* **Data in this exercise**
┄┄┄┄┄┄┄┄┄┄
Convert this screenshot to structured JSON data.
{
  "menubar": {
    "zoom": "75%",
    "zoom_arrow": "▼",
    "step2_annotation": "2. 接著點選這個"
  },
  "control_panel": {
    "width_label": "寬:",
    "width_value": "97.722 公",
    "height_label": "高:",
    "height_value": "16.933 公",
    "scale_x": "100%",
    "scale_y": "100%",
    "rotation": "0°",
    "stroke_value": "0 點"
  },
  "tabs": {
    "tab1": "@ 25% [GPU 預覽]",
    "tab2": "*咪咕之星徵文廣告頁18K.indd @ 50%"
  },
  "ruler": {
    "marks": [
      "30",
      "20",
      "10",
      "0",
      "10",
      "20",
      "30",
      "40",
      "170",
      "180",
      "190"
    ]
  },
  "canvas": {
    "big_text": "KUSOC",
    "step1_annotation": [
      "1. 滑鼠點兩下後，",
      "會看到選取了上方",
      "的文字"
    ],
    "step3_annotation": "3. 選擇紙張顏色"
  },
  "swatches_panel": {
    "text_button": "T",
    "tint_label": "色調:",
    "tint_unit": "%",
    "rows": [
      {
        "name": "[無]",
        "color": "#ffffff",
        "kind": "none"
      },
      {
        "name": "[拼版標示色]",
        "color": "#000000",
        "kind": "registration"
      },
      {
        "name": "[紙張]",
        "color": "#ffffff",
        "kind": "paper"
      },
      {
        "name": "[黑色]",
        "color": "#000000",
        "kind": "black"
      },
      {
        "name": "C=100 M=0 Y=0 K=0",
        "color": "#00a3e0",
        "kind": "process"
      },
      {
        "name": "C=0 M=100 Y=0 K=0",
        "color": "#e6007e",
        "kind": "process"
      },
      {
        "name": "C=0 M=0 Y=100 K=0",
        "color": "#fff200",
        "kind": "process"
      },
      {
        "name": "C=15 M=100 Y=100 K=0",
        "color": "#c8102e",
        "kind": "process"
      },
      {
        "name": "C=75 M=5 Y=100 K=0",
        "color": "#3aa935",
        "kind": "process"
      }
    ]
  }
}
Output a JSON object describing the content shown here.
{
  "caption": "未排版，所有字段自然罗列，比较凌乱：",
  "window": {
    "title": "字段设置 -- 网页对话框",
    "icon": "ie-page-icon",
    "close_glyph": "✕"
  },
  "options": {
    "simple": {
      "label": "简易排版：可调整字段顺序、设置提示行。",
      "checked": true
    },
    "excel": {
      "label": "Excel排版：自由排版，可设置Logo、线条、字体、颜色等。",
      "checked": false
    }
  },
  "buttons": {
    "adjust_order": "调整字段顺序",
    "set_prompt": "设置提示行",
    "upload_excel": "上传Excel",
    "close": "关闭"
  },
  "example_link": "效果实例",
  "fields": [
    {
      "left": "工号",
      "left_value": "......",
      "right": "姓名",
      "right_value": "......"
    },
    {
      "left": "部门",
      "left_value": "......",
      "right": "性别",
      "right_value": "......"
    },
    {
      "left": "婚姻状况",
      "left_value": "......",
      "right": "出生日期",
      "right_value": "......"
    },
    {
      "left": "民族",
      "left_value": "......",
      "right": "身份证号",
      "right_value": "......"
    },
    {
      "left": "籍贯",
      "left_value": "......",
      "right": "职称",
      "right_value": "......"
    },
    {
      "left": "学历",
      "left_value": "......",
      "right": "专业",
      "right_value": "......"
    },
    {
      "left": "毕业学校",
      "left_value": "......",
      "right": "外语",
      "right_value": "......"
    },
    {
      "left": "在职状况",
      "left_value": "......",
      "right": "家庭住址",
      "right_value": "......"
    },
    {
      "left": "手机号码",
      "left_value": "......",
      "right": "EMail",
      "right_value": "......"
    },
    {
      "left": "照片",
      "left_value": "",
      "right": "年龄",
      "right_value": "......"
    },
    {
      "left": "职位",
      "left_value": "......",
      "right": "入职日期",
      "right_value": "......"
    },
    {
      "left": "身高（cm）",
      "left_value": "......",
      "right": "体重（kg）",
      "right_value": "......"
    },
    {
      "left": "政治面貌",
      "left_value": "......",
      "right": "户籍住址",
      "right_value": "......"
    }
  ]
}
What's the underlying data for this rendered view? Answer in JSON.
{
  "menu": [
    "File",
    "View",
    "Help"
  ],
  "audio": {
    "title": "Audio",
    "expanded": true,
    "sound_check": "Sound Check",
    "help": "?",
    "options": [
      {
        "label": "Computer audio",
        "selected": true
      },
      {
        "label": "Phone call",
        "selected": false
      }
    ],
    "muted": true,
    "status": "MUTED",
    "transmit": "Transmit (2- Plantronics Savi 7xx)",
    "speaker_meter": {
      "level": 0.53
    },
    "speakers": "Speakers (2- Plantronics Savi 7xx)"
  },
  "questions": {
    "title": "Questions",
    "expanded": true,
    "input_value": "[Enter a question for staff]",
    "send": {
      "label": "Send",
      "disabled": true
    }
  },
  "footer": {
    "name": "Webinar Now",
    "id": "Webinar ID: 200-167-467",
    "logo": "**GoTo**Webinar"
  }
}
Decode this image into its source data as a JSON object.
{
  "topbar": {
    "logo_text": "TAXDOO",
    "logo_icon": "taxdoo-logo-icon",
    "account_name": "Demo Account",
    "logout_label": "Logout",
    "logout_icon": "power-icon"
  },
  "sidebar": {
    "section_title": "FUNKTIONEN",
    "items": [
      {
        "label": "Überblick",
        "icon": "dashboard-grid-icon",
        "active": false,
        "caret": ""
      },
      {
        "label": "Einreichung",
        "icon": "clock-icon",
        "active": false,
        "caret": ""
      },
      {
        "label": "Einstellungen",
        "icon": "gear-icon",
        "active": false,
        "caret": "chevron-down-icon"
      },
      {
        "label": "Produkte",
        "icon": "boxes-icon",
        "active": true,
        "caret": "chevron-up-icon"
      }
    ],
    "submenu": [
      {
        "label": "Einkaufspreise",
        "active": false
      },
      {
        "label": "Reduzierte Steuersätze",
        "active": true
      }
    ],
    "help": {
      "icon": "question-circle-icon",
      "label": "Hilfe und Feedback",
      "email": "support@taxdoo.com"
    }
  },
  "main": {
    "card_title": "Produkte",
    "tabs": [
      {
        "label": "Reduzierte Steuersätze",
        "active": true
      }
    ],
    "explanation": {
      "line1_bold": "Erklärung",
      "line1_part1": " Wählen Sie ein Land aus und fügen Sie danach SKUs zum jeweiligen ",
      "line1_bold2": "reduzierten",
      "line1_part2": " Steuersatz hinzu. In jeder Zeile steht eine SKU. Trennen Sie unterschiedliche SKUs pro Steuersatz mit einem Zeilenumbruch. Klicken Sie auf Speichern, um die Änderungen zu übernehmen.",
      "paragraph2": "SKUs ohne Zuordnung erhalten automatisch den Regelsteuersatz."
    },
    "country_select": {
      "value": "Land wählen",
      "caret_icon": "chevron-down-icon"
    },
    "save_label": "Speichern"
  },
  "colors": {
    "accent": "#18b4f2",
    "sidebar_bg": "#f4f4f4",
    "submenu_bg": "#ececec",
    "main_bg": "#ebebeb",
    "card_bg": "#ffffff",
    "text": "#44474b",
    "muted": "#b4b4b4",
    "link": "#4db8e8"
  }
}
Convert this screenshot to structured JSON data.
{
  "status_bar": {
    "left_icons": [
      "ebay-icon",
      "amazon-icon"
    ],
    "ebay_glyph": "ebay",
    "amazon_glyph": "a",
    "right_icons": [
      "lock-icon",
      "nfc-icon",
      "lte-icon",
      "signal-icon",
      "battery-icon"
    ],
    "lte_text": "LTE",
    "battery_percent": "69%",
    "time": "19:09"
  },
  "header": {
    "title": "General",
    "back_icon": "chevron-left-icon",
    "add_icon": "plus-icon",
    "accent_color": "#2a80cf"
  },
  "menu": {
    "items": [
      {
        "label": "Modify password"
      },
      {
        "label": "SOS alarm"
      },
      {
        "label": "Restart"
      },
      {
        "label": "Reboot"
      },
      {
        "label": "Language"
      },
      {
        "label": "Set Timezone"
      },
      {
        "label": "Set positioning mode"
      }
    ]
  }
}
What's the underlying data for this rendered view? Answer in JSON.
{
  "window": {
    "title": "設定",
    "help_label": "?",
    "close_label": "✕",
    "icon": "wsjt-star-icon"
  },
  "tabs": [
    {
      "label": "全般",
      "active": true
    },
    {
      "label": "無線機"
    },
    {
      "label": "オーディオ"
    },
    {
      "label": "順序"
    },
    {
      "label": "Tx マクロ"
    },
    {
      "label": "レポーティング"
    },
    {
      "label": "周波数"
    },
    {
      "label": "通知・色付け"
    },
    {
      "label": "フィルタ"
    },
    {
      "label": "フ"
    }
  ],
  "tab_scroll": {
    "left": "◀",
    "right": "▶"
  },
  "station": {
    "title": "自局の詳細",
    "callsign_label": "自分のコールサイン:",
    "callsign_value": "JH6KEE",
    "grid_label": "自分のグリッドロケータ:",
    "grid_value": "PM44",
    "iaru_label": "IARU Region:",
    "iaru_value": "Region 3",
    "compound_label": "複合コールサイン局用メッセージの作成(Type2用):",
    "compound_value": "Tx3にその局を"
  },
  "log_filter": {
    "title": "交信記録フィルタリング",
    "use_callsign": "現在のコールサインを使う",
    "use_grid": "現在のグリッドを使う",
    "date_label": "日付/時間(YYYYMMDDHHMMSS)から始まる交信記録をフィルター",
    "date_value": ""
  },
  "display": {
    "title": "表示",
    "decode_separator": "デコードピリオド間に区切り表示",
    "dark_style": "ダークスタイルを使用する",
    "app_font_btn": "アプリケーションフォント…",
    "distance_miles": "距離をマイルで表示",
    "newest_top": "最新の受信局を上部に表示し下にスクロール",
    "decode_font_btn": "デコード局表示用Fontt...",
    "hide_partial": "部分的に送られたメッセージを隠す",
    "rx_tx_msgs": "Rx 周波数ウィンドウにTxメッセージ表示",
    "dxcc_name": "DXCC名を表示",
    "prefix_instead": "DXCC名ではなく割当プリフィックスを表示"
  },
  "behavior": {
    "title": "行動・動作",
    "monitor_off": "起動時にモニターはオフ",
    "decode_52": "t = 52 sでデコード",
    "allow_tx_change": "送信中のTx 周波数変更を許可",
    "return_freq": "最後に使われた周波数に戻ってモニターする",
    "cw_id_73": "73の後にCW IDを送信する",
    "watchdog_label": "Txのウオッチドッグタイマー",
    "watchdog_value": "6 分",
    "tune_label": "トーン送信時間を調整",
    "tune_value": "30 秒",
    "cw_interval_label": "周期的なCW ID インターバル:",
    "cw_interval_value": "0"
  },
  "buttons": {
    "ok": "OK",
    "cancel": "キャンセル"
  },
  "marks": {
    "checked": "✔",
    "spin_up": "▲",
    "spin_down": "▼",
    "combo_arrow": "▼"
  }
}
┄┄┄┄┄┄┄┄┄┄
* **Exercise aim**
Select every line of the material above holding the word "设置提示行" and copy it.

* **Task solution**
      "label": "简易排版：可调整字段顺序、设置提示行。",
    "set_prompt": "设置提示行",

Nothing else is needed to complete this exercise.